> **STATED PROBLEM A**:
Answer these questions about the article on cloud costs:
(i) What are the four common elements that the article says can stand in the way of a cost-effective cloud application?
(ii) On what, in part, do cloud providers base their charges for applications running on their platforms?
(iii) What hosting approach does the article suggest considering for a write-mode database?

> **TEXT BLOCK**:
Certain oversights during app design can increase cloud costs. Dive into the details of four often-overlooked mistakes, and learn how to avoid them to keep your budget in check.

Most cloud users have already learned -- some painfully -- that many applications can't simply move to the cloud. Cloud infrastructure generates costs differently than data centers, so developers have to design applications to avoid certain tasks that are unusually expensive in the cloud.

Specifically, there are four common elements that can stand in the way of a cost-effective cloud application: overcomponentization, unnecessary overhead, overlooked cloud platform borders and overloaded databases. Any of these can make it difficult to stay true to a cloud budget.

Overcomponentization

Application componentization is a popular development trend, as it enables applications to more easily scale. Overcomponentization happens when developers break an application up into too many separately hosted components. Each component means a separate hosting instance and a separate fee, which can cause an organization to exceed its cloud budget.

Sometimes, this problem occurs because developers design applications with data center hosting in mind, and then those apps are later targeted for cloud deployment. Other times, it's because teams are focused on their own efficiency or on the value of component reuse.

Today, however, it's microservices that create the most risk. When a company goes too far to encourage microservices deployment, the result is an excessive number of hosing instances. To address this problem, use containers instead of VMs in the cloud, and review and justify every decision to create a separate component.

Unnecessary overhead

Cloud providers charge for the applications that run on their platforms based, in part, on the size of the machine image. It's easy to end up with unnecessary elements in a machine image, such as middleware that's no longer referenced. In an attempt to standardize application platforms, many companies will try to pick a common OS and middleware, but that could cause cloud costs to climb.

App containerization will go a long way to address this problem. If you need VMs, divide applications by platform class, with each class representing a specific middleware/OS combination. Assign applications to the lowest, smallest class where they'll run.

Overlooked cloud borders

When you plan for scaling and overlook cloud platform borders, it can wreak havoc on a cloud budget.

Many architects separately break out application components that need to scale to accommodate larger loads or require high availability. Sometimes, the deployment process for these components involves scaled instances that burst onto another cloud platform or from the cloud to the data center. These types of border crossings generate traffic charges.

To address this problem, map out workflows to see how data moves between application components. Look for places where the workflow intercepts components that need to scale under load or will redeploy to a different cloud or data center. Red-flag these components, and communicate the potential cost implications to the operations team.

Overloaded cloud databases

A software pipeline starts with architects and ends with operations, and everywhere along that line, smart decisions can be reinforced or undone.

Cloud providers charge users for the total number of database instances, storage, access, I/O bandwidth, licensing and other fees. In hybrid or multi-cloud deployments, there may be additional traffic charges to access a database outside the cloud or data center where it's hosted. Depending on how these various costs work out, some designers might push all their data into a common database to reduce the number of instances. However, this can hammer a cloud budget with other increased database costs.

Never design an application that extensively accesses databases across cloud and data center boundaries or across multiple clouds. If the database is in read-only mode, it may be cheaper to host it in multiple places. If it's a write-mode database, consider a single hosting point.

Also, weigh the relative costs of hosting multiple databases with a limited number of data elements vs. one database with a large number. Remember that each time any component reads/writes a database, you'll likely be charged for I/O bandwidth for the entire record, including fields the component doesn't really need.

Open communication lines

A software pipeline starts with architects and ends with operations, and anywhere along that line, smart decisions can be reinforced or undone.

The solution to that is communication. Clearly communicate any assumptions about the four issues mentioned above in the documentation that accompanies a software release. Also, if you use DevOps or orchestration tools during testing -- then transfer to operations -- include how application design dealt with these issues. Otherwise, a lot of good design work can be undone.

> **Lines of data**:
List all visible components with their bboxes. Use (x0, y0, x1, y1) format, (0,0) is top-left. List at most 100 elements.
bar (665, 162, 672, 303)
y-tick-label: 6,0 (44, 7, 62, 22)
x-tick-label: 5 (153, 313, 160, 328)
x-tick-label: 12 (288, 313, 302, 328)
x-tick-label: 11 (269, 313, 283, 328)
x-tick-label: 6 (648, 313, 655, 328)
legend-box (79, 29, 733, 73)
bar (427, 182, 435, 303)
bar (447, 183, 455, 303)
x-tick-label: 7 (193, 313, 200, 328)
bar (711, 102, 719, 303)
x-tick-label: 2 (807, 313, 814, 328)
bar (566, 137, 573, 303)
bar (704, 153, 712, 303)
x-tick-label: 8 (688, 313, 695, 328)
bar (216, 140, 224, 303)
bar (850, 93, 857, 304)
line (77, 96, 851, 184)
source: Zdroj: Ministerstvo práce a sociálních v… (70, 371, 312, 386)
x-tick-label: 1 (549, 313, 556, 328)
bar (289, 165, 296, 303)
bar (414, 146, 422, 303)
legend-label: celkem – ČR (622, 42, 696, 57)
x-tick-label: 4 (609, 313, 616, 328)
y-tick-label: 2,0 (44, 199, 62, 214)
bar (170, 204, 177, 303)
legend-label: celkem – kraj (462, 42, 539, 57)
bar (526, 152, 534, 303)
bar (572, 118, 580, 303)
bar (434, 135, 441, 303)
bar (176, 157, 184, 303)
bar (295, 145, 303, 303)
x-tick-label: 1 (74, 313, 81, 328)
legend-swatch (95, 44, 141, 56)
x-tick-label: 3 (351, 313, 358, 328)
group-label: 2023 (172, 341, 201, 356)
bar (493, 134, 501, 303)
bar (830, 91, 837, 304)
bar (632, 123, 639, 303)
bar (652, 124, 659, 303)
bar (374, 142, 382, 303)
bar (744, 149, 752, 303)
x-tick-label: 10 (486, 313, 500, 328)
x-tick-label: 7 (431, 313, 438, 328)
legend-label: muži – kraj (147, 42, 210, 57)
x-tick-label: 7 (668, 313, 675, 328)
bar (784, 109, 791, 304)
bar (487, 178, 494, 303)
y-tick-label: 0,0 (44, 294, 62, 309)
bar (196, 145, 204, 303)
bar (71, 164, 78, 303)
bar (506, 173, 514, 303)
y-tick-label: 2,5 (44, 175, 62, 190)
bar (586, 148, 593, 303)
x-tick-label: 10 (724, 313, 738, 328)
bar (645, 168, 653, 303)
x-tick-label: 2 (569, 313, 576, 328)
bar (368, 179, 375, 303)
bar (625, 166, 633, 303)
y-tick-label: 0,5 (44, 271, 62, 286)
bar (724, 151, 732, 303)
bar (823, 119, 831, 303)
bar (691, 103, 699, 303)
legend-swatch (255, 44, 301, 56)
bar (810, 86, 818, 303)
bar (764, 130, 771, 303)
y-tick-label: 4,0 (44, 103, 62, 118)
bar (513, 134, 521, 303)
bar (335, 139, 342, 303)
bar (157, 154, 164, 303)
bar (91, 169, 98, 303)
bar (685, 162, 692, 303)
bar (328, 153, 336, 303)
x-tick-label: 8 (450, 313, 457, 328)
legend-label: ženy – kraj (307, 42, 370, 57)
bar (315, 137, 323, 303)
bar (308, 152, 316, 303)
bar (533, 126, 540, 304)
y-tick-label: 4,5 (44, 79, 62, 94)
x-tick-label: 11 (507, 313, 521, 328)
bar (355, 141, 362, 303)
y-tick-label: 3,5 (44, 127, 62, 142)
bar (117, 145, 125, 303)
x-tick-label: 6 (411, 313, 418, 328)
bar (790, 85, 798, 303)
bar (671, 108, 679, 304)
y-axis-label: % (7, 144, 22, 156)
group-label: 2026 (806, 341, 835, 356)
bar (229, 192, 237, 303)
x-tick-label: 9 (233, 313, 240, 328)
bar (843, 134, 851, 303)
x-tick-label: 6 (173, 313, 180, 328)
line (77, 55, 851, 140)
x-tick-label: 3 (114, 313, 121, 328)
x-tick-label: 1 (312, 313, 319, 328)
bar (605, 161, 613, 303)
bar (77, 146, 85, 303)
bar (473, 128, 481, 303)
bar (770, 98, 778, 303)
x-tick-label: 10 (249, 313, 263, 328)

> **STATED PROBLEM B**:
Copy the records from their first line through the line with "x-tick-label: 11 (269, 313, 283, 328)", keeping each line the same.

> **TASK RESULT A**:
(i) Overcomponentization, unnecessary overhead, overlooked cloud platform borders and overloaded databases.
(ii) The size of the machine image.
(iii) A single hosting point.

> **TASK RESULT B**:
List all visible components with their bboxes. Use (x0, y0, x1, y1) format, (0,0) is top-left. List at most 100 elements.
bar (665, 162, 672, 303)
y-tick-label: 6,0 (44, 7, 62, 22)
x-tick-label: 5 (153, 313, 160, 328)
x-tick-label: 12 (288, 313, 302, 328)
x-tick-label: 11 (269, 313, 283, 328)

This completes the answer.